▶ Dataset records

BEGIN

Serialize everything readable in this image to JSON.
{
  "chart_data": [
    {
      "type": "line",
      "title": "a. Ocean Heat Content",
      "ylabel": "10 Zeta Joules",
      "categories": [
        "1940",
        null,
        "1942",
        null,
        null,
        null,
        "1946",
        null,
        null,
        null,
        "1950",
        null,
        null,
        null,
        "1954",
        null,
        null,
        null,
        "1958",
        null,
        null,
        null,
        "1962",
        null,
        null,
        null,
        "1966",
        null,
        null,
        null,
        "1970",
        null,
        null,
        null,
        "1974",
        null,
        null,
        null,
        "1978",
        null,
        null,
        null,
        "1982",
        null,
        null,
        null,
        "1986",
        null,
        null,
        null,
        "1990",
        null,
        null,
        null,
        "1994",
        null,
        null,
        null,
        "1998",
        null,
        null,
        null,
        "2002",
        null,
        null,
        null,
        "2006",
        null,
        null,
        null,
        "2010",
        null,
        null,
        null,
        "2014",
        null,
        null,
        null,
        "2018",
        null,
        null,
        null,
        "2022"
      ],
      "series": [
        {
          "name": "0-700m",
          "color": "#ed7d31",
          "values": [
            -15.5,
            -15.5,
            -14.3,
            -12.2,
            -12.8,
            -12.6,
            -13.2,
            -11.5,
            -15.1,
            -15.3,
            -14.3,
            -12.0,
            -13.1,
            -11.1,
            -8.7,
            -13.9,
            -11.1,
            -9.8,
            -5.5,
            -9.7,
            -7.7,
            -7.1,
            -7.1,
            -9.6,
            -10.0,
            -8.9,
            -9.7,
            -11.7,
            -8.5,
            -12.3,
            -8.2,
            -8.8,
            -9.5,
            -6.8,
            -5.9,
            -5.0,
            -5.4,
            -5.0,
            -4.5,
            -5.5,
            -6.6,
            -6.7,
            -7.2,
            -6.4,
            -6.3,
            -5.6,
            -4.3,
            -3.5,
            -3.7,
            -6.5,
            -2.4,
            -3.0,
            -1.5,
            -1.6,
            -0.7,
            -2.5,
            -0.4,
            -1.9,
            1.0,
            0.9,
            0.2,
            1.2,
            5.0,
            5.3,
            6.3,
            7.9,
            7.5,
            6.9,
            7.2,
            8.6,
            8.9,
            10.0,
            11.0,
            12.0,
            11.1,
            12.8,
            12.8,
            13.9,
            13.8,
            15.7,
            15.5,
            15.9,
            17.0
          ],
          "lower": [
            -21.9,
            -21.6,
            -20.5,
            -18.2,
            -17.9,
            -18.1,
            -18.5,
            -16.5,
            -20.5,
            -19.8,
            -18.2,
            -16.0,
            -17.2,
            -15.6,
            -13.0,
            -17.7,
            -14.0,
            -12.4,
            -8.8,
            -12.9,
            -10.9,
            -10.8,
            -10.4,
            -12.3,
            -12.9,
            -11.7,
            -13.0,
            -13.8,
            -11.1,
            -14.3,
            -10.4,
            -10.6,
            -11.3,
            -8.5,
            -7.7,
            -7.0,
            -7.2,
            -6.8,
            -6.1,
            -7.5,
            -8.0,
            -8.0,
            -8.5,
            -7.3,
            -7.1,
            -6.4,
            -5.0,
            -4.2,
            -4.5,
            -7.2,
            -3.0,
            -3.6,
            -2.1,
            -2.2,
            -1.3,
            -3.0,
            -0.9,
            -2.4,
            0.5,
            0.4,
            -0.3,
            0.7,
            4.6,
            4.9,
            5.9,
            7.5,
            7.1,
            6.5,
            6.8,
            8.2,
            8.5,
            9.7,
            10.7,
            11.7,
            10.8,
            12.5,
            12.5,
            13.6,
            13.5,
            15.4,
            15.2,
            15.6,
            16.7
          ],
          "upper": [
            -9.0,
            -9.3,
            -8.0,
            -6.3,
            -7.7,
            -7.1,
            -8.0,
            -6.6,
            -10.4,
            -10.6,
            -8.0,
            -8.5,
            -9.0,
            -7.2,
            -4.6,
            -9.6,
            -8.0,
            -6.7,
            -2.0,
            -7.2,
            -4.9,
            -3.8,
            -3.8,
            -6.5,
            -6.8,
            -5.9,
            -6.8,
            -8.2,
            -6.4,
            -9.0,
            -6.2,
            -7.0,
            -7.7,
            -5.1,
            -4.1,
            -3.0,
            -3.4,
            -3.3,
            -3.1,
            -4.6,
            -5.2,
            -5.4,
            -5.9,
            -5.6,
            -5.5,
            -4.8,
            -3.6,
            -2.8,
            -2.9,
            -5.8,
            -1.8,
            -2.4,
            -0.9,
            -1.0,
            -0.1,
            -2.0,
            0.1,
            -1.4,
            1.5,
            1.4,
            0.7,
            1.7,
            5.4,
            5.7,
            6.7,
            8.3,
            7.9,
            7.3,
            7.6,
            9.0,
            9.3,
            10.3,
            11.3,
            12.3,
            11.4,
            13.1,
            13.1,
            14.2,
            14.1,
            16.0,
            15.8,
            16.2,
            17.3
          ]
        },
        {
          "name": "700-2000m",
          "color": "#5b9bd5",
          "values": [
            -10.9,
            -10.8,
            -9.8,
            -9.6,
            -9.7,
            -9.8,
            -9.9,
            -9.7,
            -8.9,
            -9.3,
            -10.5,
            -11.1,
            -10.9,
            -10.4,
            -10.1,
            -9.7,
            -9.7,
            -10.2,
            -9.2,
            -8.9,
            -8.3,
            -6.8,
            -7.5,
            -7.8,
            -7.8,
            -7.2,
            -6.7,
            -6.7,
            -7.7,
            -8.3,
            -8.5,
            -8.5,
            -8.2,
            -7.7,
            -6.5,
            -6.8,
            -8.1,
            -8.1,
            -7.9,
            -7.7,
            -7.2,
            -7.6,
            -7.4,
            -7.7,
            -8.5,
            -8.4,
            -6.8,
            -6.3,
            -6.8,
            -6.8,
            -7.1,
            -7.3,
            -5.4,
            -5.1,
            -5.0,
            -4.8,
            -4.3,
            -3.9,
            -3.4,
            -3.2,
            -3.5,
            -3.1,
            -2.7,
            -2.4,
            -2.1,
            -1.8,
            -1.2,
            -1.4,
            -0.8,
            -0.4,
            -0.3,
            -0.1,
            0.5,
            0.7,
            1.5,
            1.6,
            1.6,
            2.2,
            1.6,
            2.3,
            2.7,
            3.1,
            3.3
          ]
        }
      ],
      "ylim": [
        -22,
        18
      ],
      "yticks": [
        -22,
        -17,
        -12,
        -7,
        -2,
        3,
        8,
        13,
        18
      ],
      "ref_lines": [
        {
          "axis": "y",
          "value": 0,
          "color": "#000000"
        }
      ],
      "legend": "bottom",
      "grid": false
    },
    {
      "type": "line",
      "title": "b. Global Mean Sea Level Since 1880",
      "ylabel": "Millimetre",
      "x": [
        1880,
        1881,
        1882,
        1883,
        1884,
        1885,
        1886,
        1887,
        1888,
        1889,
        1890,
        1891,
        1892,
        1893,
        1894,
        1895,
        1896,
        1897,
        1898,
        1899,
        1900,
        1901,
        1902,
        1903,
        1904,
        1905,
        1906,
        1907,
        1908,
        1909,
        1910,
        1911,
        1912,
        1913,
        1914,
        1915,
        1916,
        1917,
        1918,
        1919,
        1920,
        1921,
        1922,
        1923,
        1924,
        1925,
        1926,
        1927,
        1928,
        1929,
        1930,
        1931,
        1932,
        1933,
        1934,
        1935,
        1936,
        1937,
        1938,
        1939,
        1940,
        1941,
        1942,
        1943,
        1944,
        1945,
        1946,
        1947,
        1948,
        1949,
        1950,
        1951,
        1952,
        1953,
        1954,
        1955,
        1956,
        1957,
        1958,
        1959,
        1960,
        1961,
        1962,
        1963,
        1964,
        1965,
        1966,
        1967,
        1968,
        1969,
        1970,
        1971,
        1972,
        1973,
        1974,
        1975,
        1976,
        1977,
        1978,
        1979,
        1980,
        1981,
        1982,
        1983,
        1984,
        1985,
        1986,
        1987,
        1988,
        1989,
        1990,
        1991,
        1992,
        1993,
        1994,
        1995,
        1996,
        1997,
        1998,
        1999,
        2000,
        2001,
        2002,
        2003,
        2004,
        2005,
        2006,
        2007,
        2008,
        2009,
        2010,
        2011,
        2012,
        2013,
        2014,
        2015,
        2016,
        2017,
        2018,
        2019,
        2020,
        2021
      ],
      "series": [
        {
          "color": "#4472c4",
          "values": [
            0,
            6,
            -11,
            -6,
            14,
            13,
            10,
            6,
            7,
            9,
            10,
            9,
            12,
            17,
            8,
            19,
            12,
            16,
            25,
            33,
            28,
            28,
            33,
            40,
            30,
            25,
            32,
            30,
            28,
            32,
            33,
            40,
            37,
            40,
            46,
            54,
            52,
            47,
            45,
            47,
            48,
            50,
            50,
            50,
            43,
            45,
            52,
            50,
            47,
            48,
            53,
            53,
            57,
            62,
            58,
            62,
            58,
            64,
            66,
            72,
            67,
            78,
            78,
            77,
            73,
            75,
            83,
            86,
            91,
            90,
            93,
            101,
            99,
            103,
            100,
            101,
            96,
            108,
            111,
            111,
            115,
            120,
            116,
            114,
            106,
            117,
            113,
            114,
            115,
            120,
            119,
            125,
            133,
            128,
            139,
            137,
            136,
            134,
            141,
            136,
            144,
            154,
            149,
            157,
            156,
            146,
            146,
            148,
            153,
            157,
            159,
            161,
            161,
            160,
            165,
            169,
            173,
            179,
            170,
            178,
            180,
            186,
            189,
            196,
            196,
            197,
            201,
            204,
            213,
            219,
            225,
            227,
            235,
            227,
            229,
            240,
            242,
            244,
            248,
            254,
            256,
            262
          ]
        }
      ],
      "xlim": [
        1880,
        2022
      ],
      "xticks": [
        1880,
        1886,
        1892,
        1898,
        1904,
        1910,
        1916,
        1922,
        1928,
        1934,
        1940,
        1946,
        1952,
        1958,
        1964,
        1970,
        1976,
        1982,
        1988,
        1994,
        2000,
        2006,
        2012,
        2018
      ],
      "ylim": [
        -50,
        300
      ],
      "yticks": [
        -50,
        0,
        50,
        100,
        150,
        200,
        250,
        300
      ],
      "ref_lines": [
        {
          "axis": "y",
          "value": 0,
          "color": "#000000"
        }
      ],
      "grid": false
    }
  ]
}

END

▶ Task requirements
From the entries above, copy out every line where the string "title" appears.

▶ Exercise response
      "title": "a. Ocean Heat Content",
      "title": "b. Global Mean Sea Level Since 1880",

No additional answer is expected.